____ Information provided
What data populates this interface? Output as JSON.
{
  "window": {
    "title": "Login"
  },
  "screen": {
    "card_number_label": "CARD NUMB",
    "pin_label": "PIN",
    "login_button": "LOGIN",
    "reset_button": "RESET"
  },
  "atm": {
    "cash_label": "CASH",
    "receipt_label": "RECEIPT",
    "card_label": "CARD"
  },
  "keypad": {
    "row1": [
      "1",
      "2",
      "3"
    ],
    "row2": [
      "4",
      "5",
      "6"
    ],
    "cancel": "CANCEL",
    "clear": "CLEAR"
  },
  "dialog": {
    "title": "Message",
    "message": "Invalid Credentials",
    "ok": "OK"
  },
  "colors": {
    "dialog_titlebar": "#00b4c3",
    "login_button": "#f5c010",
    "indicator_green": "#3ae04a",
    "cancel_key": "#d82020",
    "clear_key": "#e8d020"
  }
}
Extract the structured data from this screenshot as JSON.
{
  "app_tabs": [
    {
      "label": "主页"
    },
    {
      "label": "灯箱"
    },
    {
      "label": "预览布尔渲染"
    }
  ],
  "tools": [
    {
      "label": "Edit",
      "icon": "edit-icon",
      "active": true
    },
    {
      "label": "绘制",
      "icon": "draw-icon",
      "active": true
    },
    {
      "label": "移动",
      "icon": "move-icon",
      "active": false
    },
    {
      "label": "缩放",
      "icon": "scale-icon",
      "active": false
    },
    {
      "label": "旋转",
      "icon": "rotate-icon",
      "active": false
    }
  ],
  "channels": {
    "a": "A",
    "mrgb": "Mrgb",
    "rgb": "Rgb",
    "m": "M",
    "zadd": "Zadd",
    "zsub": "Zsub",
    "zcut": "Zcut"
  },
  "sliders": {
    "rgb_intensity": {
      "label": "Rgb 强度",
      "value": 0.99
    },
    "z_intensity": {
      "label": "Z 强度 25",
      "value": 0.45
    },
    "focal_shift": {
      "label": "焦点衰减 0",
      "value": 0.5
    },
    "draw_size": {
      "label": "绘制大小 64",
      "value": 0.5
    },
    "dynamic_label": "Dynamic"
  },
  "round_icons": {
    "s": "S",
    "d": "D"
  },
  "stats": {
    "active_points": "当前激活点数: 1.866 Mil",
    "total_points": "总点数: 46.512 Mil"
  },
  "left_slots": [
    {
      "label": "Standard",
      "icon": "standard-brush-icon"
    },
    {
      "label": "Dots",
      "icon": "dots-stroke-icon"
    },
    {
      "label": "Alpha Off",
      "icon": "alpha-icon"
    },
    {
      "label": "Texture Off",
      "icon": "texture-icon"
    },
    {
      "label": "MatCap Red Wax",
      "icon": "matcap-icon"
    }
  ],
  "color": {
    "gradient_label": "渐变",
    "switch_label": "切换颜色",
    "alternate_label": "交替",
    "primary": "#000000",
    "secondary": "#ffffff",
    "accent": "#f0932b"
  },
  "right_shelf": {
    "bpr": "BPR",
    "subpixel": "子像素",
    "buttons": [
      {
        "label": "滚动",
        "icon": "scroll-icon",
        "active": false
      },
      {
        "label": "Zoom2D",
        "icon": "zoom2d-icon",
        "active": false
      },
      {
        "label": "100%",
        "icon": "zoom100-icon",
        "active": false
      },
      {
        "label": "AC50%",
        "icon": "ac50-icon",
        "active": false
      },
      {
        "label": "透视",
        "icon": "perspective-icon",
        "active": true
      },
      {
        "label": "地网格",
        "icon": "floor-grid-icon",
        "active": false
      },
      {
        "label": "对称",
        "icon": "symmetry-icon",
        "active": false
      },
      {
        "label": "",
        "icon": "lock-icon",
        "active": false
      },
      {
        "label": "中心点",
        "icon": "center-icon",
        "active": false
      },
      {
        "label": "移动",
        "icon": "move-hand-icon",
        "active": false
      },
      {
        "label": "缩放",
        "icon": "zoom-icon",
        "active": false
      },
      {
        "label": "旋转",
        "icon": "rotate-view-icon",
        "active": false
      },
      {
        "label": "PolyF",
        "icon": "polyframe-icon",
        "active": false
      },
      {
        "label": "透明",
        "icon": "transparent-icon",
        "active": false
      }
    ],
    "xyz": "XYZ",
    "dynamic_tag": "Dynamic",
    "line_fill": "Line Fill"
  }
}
________
**Task to carry out**
Recite the full listing above exactly.

**Final answer**
What data populates this interface? Output as JSON.
{
  "window": {
    "title": "Login"
  },
  "screen": {
    "card_number_label": "CARD NUMB",
    "pin_label": "PIN",
    "login_button": "LOGIN",
    "reset_button": "RESET"
  },
  "atm": {
    "cash_label": "CASH",
    "receipt_label": "RECEIPT",
    "card_label": "CARD"
  },
  "keypad": {
    "row1": [
      "1",
      "2",
      "3"
    ],
    "row2": [
      "4",
      "5",
      "6"
    ],
    "cancel": "CANCEL",
    "clear": "CLEAR"
  },
  "dialog": {
    "title": "Message",
    "message": "Invalid Credentials",
    "ok": "OK"
  },
  "colors": {
    "dialog_titlebar": "#00b4c3",
    "login_button": "#f5c010",
    "indicator_green": "#3ae04a",
    "cancel_key": "#d82020",
    "clear_key": "#e8d020"
  }
}
Extract the structured data from this screenshot as JSON.
{
  "app_tabs": [
    {
      "label": "主页"
    },
    {
      "label": "灯箱"
    },
    {
      "label": "预览布尔渲染"
    }
  ],
  "tools": [
    {
      "label": "Edit",
      "icon": "edit-icon",
      "active": true
    },
    {
      "label": "绘制",
      "icon": "draw-icon",
      "active": true
    },
    {
      "label": "移动",
      "icon": "move-icon",
      "active": false
    },
    {
      "label": "缩放",
      "icon": "scale-icon",
      "active": false
    },
    {
      "label": "旋转",
      "icon": "rotate-icon",
      "active": false
    }
  ],
  "channels": {
    "a": "A",
    "mrgb": "Mrgb",
    "rgb": "Rgb",
    "m": "M",
    "zadd": "Zadd",
    "zsub": "Zsub",
    "zcut": "Zcut"
  },
  "sliders": {
    "rgb_intensity": {
      "label": "Rgb 强度",
      "value": 0.99
    },
    "z_intensity": {
      "label": "Z 强度 25",
      "value": 0.45
    },
    "focal_shift": {
      "label": "焦点衰减 0",
      "value": 0.5
    },
    "draw_size": {
      "label": "绘制大小 64",
      "value": 0.5
    },
    "dynamic_label": "Dynamic"
  },
  "round_icons": {
    "s": "S",
    "d": "D"
  },
  "stats": {
    "active_points": "当前激活点数: 1.866 Mil",
    "total_points": "总点数: 46.512 Mil"
  },
  "left_slots": [
    {
      "label": "Standard",
      "icon": "standard-brush-icon"
    },
    {
      "label": "Dots",
      "icon": "dots-stroke-icon"
    },
    {
      "label": "Alpha Off",
      "icon": "alpha-icon"
    },
    {
      "label": "Texture Off",
      "icon": "texture-icon"
    },
    {
      "label": "MatCap Red Wax",
      "icon": "matcap-icon"
    }
  ],
  "color": {
    "gradient_label": "渐变",
    "switch_label": "切换颜色",
    "alternate_label": "交替",
    "primary": "#000000",
    "secondary": "#ffffff",
    "accent": "#f0932b"
  },
  "right_shelf": {
    "bpr": "BPR",
    "subpixel": "子像素",
    "buttons": [
      {
        "label": "滚动",
        "icon": "scroll-icon",
        "active": false
      },
      {
        "label": "Zoom2D",
        "icon": "zoom2d-icon",
        "active": false
      },
      {
        "label": "100%",
        "icon": "zoom100-icon",
        "active": false
      },
      {
        "label": "AC50%",
        "icon": "ac50-icon",
        "active": false
      },
      {
        "label": "透视",
        "icon": "perspective-icon",
        "active": true
      },
      {
        "label": "地网格",
        "icon": "floor-grid-icon",
        "active": false
      },
      {
        "label": "对称",
        "icon": "symmetry-icon",
        "active": false
      },
      {
        "label": "",
        "icon": "lock-icon",
        "active": false
      },
      {
        "label": "中心点",
        "icon": "center-icon",
        "active": false
      },
      {
        "label": "移动",
        "icon": "move-hand-icon",
        "active": false
      },
      {
        "label": "缩放",
        "icon": "zoom-icon",
        "active": false
      },
      {
        "label": "旋转",
        "icon": "rotate-view-icon",
        "active": false
      },
      {
        "label": "PolyF",
        "icon": "polyframe-icon",
        "active": false
      },
      {
        "label": "透明",
        "icon": "transparent-icon",
        "active": false
      }
    ],
    "xyz": "XYZ",
    "dynamic_tag": "Dynamic",
    "line_fill": "Line Fill"
  }
}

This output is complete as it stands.